**Requirement**
Quote the whole listing verbatim.

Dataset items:
_ _ _

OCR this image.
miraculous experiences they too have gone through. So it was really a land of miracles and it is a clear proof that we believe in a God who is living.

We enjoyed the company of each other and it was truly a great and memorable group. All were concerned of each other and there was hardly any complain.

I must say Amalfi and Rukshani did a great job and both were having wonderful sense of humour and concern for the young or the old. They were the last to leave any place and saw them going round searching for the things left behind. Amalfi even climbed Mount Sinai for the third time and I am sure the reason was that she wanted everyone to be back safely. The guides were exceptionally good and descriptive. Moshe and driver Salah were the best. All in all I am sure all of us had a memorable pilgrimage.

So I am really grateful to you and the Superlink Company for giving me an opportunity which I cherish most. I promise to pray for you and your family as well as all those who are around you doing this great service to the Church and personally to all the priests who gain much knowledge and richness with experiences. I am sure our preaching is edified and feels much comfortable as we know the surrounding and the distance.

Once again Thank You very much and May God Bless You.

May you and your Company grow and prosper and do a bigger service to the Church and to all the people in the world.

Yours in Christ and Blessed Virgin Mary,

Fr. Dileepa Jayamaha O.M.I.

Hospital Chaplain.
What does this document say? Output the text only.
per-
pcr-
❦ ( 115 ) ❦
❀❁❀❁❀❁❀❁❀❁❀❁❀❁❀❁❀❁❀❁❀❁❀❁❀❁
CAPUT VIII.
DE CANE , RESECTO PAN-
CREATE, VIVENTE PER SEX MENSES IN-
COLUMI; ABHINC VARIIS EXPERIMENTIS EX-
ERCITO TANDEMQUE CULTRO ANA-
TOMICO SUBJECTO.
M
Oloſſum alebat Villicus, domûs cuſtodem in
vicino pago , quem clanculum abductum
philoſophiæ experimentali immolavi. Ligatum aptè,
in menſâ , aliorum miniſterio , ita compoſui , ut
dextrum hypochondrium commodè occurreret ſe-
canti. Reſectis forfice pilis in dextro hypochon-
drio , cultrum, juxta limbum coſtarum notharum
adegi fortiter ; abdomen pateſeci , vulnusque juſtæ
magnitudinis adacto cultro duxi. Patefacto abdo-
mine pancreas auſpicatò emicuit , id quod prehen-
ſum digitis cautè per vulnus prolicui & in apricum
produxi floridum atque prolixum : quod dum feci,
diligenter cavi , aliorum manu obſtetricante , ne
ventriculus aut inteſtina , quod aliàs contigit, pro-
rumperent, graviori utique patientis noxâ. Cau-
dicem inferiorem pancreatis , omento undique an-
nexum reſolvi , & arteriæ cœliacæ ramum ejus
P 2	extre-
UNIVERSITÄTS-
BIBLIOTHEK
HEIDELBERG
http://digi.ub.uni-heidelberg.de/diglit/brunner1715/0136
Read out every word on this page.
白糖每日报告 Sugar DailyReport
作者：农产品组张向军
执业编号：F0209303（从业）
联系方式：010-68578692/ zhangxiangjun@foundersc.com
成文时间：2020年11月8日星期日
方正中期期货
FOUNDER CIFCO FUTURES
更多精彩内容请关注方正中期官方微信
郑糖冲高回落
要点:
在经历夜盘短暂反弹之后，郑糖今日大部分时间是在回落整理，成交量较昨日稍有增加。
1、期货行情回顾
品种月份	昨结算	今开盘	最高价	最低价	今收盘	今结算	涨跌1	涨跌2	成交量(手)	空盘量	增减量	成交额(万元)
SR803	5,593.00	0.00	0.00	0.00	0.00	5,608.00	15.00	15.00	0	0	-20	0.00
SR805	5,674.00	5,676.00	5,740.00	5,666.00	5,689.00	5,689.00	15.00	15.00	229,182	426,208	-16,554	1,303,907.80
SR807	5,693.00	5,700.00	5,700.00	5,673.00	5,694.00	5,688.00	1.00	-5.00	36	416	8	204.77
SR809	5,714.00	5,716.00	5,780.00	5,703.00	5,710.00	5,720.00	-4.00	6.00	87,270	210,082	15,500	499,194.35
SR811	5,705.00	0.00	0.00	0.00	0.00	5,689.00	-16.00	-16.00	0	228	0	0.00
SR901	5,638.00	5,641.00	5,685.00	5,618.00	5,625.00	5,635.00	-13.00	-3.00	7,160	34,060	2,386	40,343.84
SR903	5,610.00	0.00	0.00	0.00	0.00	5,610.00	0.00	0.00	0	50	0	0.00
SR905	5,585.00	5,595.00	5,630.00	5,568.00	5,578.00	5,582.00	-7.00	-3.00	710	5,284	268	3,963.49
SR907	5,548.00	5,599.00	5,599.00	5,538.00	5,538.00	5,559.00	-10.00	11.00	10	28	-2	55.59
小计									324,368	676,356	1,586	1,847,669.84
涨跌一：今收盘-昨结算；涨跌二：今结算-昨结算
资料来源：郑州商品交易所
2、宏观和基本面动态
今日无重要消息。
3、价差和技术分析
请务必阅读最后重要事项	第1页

_ _ _

**Full output**
OCR this image.
miraculous experiences they too have gone through. So it was really a land of miracles and it is a clear proof that we believe in a God who is living.

We enjoyed the company of each other and it was truly a great and memorable group. All were concerned of each other and there was hardly any complain.

I must say Amalfi and Rukshani did a great job and both were having wonderful sense of humour and concern for the young or the old. They were the last to leave any place and saw them going round searching for the things left behind. Amalfi even climbed Mount Sinai for the third time and I am sure the reason was that she wanted everyone to be back safely. The guides were exceptionally good and descriptive. Moshe and driver Salah were the best. All in all I am sure all of us had a memorable pilgrimage.

So I am really grateful to you and the Superlink Company for giving me an opportunity which I cherish most. I promise to pray for you and your family as well as all those who are around you doing this great service to the Church and personally to all the priests who gain much knowledge and richness with experiences. I am sure our preaching is edified and feels much comfortable as we know the surrounding and the distance.

Once again Thank You very much and May God Bless You.

May you and your Company grow and prosper and do a bigger service to the Church and to all the people in the world.

Yours in Christ and Blessed Virgin Mary,

Fr. Dileepa Jayamaha O.M.I.

Hospital Chaplain.
What does this document say? Output the text only.
per-
pcr-
❦ ( 115 ) ❦
❀❁❀❁❀❁❀❁❀❁❀❁❀❁❀❁❀❁❀❁❀❁❀❁❀❁
CAPUT VIII.
DE CANE , RESECTO PAN-
CREATE, VIVENTE PER SEX MENSES IN-
COLUMI; ABHINC VARIIS EXPERIMENTIS EX-
ERCITO TANDEMQUE CULTRO ANA-
TOMICO SUBJECTO.
M
Oloſſum alebat Villicus, domûs cuſtodem in
vicino pago , quem clanculum abductum
philoſophiæ experimentali immolavi. Ligatum aptè,
in menſâ , aliorum miniſterio , ita compoſui , ut
dextrum hypochondrium commodè occurreret ſe-
canti. Reſectis forfice pilis in dextro hypochon-
drio , cultrum, juxta limbum coſtarum notharum
adegi fortiter ; abdomen pateſeci , vulnusque juſtæ
magnitudinis adacto cultro duxi. Patefacto abdo-
mine pancreas auſpicatò emicuit , id quod prehen-
ſum digitis cautè per vulnus prolicui & in apricum
produxi floridum atque prolixum : quod dum feci,
diligenter cavi , aliorum manu obſtetricante , ne
ventriculus aut inteſtina , quod aliàs contigit, pro-
rumperent, graviori utique patientis noxâ. Cau-
dicem inferiorem pancreatis , omento undique an-
nexum reſolvi , & arteriæ cœliacæ ramum ejus
P 2	extre-
UNIVERSITÄTS-
BIBLIOTHEK
HEIDELBERG
http://digi.ub.uni-heidelberg.de/diglit/brunner1715/0136
Read out every word on this page.
白糖每日报告 Sugar DailyReport
作者：农产品组张向军
执业编号：F0209303（从业）
联系方式：010-68578692/ zhangxiangjun@foundersc.com
成文时间：2020年11月8日星期日
方正中期期货
FOUNDER CIFCO FUTURES
更多精彩内容请关注方正中期官方微信
郑糖冲高回落
要点:
在经历夜盘短暂反弹之后，郑糖今日大部分时间是在回落整理，成交量较昨日稍有增加。
1、期货行情回顾
品种月份	昨结算	今开盘	最高价	最低价	今收盘	今结算	涨跌1	涨跌2	成交量(手)	空盘量	增减量	成交额(万元)
SR803	5,593.00	0.00	0.00	0.00	0.00	5,608.00	15.00	15.00	0	0	-20	0.00
SR805	5,674.00	5,676.00	5,740.00	5,666.00	5,689.00	5,689.00	15.00	15.00	229,182	426,208	-16,554	1,303,907.80
SR807	5,693.00	5,700.00	5,700.00	5,673.00	5,694.00	5,688.00	1.00	-5.00	36	416	8	204.77
SR809	5,714.00	5,716.00	5,780.00	5,703.00	5,710.00	5,720.00	-4.00	6.00	87,270	210,082	15,500	499,194.35
SR811	5,705.00	0.00	0.00	0.00	0.00	5,689.00	-16.00	-16.00	0	228	0	0.00
SR901	5,638.00	5,641.00	5,685.00	5,618.00	5,625.00	5,635.00	-13.00	-3.00	7,160	34,060	2,386	40,343.84
SR903	5,610.00	0.00	0.00	0.00	0.00	5,610.00	0.00	0.00	0	50	0	0.00
SR905	5,585.00	5,595.00	5,630.00	5,568.00	5,578.00	5,582.00	-7.00	-3.00	710	5,284	268	3,963.49
SR907	5,548.00	5,599.00	5,599.00	5,538.00	5,538.00	5,559.00	-10.00	11.00	10	28	-2	55.59
小计									324,368	676,356	1,586	1,847,669.84
涨跌一：今收盘-昨结算；涨跌二：今结算-昨结算
资料来源：郑州商品交易所
2、宏观和基本面动态
今日无重要消息。
3、价差和技术分析
请务必阅读最后重要事项	第1页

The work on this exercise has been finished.